__Task goal__:
Copy, from the entries below, each line in which the string "субсидий" appears.

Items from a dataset
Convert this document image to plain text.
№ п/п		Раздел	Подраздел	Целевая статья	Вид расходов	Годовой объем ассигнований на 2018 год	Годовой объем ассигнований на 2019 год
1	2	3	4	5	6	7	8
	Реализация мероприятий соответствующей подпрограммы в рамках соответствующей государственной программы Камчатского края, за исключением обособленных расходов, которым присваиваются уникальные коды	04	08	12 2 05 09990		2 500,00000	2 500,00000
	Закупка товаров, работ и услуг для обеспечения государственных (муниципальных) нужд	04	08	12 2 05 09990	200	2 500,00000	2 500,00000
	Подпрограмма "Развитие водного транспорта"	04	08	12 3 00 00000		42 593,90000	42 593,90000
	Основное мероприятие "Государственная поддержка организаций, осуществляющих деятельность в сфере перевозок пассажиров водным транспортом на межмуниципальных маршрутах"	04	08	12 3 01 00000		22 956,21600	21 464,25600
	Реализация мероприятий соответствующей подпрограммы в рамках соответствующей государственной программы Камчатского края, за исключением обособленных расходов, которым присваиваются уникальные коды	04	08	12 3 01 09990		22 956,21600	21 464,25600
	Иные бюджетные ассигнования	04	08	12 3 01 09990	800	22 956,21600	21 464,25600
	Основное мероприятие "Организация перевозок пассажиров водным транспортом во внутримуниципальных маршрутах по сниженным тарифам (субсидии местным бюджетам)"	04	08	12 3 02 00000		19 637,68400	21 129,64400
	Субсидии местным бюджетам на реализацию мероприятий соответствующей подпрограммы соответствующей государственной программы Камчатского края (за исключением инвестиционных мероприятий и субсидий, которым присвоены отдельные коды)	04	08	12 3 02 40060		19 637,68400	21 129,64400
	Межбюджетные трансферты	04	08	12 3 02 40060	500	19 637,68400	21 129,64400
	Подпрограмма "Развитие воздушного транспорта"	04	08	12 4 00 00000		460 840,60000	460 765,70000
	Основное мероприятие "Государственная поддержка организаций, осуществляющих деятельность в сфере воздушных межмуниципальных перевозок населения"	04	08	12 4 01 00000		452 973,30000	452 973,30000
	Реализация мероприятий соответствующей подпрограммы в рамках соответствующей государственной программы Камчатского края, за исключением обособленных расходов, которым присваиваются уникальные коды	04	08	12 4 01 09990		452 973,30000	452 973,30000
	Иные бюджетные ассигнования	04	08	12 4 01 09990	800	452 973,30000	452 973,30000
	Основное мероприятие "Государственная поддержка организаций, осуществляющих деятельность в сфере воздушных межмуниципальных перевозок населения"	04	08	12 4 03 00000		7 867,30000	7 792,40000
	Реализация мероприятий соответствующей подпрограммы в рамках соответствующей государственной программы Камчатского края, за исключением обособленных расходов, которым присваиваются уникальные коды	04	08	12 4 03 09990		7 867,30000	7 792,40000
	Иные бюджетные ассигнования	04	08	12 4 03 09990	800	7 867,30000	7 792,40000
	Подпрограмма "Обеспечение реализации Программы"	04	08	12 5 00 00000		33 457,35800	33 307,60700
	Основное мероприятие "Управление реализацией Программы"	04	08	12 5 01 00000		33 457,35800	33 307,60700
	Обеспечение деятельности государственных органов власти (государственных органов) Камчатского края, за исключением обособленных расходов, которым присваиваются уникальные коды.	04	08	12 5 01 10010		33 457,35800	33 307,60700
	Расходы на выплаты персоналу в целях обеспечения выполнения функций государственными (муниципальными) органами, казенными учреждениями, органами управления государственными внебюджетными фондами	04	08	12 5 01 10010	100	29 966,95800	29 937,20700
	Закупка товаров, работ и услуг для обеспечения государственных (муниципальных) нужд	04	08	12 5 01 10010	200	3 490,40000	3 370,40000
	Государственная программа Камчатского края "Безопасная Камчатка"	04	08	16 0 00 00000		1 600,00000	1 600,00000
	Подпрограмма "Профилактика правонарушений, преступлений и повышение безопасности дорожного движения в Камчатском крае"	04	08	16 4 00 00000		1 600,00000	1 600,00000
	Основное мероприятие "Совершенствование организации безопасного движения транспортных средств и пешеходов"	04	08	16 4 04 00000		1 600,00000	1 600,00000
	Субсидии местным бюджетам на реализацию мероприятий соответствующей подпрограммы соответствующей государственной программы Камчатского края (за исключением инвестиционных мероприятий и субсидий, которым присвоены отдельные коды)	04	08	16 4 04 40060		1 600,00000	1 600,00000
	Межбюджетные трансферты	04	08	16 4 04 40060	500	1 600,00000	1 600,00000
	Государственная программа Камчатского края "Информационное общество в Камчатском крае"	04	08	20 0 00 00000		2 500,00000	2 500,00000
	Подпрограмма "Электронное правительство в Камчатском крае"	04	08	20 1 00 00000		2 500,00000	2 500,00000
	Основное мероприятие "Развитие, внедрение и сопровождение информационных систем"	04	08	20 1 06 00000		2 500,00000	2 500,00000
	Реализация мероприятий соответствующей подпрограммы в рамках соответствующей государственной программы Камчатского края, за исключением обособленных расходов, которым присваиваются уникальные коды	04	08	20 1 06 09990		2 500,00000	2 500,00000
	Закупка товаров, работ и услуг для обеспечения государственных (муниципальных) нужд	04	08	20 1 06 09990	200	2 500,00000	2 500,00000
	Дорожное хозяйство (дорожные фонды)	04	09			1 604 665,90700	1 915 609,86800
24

__Solution to the problem__:
	Субсидии местным бюджетам на реализацию мероприятий соответствующей подпрограммы соответствующей государственной программы Камчатского края (за исключением инвестиционных мероприятий и субсидий, которым присвоены отдельные коды)	04	08	12 3 02 40060		19 637,68400	21 129,64400
	Субсидии местным бюджетам на реализацию мероприятий соответствующей подпрограммы соответствующей государственной программы Камчатского края (за исключением инвестиционных мероприятий и субсидий, которым присвоены отдельные коды)	04	08	16 4 04 40060		1 600,00000	1 600,00000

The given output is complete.